Prompt
Output these lines as a JSON list of strings, one string per line, with blank lines omitted. Apply this to all of the data.

════

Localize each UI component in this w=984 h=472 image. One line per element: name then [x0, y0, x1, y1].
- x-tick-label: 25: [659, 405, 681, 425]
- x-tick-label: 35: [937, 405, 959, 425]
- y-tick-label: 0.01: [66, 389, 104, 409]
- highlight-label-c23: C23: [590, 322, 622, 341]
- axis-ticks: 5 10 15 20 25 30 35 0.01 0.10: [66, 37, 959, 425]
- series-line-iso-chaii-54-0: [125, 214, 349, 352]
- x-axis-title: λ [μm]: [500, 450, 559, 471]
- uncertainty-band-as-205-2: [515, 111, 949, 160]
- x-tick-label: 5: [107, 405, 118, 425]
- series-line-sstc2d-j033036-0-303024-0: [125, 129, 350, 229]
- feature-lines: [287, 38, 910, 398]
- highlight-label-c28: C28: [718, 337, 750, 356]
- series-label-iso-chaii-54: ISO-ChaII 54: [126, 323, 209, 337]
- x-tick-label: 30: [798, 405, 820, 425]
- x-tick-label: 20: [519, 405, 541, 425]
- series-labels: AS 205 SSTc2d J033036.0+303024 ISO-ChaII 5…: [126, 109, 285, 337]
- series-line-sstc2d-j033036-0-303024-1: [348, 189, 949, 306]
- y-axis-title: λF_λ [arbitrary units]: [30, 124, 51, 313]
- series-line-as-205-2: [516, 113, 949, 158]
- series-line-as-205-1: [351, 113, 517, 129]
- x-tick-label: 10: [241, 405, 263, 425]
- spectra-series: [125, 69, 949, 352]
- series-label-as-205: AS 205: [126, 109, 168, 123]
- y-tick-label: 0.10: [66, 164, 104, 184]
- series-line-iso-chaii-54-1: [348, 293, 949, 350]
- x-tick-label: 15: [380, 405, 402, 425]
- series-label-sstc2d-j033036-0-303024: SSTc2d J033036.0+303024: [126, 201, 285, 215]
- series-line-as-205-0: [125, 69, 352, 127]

════

Response
[
  "Localize each UI component in this w=984 h=472 image. One line per element: name then [x0, y0, x1, y1].",
  "- x-tick-label: 25: [659, 405, 681, 425]",
  "- x-tick-label: 35: [937, 405, 959, 425]",
  "- y-tick-label: 0.01: [66, 389, 104, 409]",
  "- highlight-label-c23: C23: [590, 322, 622, 341]",
  "- axis-ticks: 5 10 15 20 25 30 35 0.01 0.10: [66, 37, 959, 425]",
  "- series-line-iso-chaii-54-0: [125, 214, 349, 352]",
  "- x-axis-title: λ [μm]: [500, 450, 559, 471]",
  "- uncertainty-band-as-205-2: [515, 111, 949, 160]",
  "- x-tick-label: 5: [107, 405, 118, 425]",
  "- series-line-sstc2d-j033036-0-303024-0: [125, 129, 350, 229]",
  "- feature-lines: [287, 38, 910, 398]",
  "- highlight-label-c28: C28: [718, 337, 750, 356]",
  "- series-label-iso-chaii-54: ISO-ChaII 54: [126, 323, 209, 337]",
  "- x-tick-label: 30: [798, 405, 820, 425]",
  "- x-tick-label: 20: [519, 405, 541, 425]",
  "- series-labels: AS 205 SSTc2d J033036.0+303024 ISO-ChaII 5…: [126, 109, 285, 337]",
  "- series-line-sstc2d-j033036-0-303024-1: [348, 189, 949, 306]",
  "- y-axis-title: λF_λ [arbitrary units]: [30, 124, 51, 313]",
  "- series-line-as-205-2: [516, 113, 949, 158]",
  "- series-line-as-205-1: [351, 113, 517, 129]",
  "- x-tick-label: 10: [241, 405, 263, 425]",
  "- spectra-series: [125, 69, 949, 352]",
  "- series-label-as-205: AS 205: [126, 109, 168, 123]",
  "- y-tick-label: 0.10: [66, 164, 104, 184]",
  "- series-line-iso-chaii-54-1: [348, 293, 949, 350]",
  "- x-tick-label: 15: [380, 405, 402, 425]",
  "- series-label-sstc2d-j033036-0-303024: SSTc2d J033036.0+303024: [126, 201, 285, 215]",
  "- series-line-as-205-0: [125, 69, 352, 127]"
]